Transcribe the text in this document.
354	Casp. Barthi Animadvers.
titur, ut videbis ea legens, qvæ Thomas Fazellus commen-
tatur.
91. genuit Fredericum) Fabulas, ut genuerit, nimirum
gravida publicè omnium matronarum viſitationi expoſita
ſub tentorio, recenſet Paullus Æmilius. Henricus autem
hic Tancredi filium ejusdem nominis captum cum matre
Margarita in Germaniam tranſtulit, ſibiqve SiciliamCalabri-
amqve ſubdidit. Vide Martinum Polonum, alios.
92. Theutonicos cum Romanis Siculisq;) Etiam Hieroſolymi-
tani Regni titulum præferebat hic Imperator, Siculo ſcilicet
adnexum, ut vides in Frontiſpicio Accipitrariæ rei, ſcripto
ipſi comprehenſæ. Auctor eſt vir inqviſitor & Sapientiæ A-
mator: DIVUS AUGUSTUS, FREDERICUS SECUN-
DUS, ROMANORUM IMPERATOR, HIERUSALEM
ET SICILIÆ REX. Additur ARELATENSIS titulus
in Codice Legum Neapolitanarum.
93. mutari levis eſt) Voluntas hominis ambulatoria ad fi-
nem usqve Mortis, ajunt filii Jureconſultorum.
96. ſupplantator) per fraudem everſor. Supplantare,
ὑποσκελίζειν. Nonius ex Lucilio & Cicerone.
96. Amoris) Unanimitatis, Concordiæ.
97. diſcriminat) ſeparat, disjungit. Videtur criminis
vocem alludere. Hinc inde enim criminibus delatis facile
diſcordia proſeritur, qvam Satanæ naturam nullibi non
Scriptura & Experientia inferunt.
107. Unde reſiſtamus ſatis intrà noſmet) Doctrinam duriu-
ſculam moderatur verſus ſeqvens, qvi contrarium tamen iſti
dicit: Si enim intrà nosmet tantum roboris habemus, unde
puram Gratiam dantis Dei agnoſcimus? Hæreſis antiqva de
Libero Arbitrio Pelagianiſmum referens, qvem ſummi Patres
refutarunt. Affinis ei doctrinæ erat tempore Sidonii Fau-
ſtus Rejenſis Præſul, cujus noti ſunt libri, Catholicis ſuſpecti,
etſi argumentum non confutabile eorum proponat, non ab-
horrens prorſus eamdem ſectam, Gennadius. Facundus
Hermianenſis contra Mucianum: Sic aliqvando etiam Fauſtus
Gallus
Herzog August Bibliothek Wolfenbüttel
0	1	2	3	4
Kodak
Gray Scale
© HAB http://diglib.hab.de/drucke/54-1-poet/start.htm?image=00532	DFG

-=-=-

## Given task:
Restate all of the entries above precisely.

## Correct output:
Transcribe the text in this document.
354	Casp. Barthi Animadvers.
titur, ut videbis ea legens, qvæ Thomas Fazellus commen-
tatur.
91. genuit Fredericum) Fabulas, ut genuerit, nimirum
gravida publicè omnium matronarum viſitationi expoſita
ſub tentorio, recenſet Paullus Æmilius. Henricus autem
hic Tancredi filium ejusdem nominis captum cum matre
Margarita in Germaniam tranſtulit, ſibiqve SiciliamCalabri-
amqve ſubdidit. Vide Martinum Polonum, alios.
92. Theutonicos cum Romanis Siculisq;) Etiam Hieroſolymi-
tani Regni titulum præferebat hic Imperator, Siculo ſcilicet
adnexum, ut vides in Frontiſpicio Accipitrariæ rei, ſcripto
ipſi comprehenſæ. Auctor eſt vir inqviſitor & Sapientiæ A-
mator: DIVUS AUGUSTUS, FREDERICUS SECUN-
DUS, ROMANORUM IMPERATOR, HIERUSALEM
ET SICILIÆ REX. Additur ARELATENSIS titulus
in Codice Legum Neapolitanarum.
93. mutari levis eſt) Voluntas hominis ambulatoria ad fi-
nem usqve Mortis, ajunt filii Jureconſultorum.
96. ſupplantator) per fraudem everſor. Supplantare,
ὑποσκελίζειν. Nonius ex Lucilio & Cicerone.
96. Amoris) Unanimitatis, Concordiæ.
97. diſcriminat) ſeparat, disjungit. Videtur criminis
vocem alludere. Hinc inde enim criminibus delatis facile
diſcordia proſeritur, qvam Satanæ naturam nullibi non
Scriptura & Experientia inferunt.
107. Unde reſiſtamus ſatis intrà noſmet) Doctrinam duriu-
ſculam moderatur verſus ſeqvens, qvi contrarium tamen iſti
dicit: Si enim intrà nosmet tantum roboris habemus, unde
puram Gratiam dantis Dei agnoſcimus? Hæreſis antiqva de
Libero Arbitrio Pelagianiſmum referens, qvem ſummi Patres
refutarunt. Affinis ei doctrinæ erat tempore Sidonii Fau-
ſtus Rejenſis Præſul, cujus noti ſunt libri, Catholicis ſuſpecti,
etſi argumentum non confutabile eorum proponat, non ab-
horrens prorſus eamdem ſectam, Gennadius. Facundus
Hermianenſis contra Mucianum: Sic aliqvando etiam Fauſtus
Gallus
Herzog August Bibliothek Wolfenbüttel
0	1	2	3	4
Kodak
Gray Scale
© HAB http://diglib.hab.de/drucke/54-1-poet/start.htm?image=00532	DFG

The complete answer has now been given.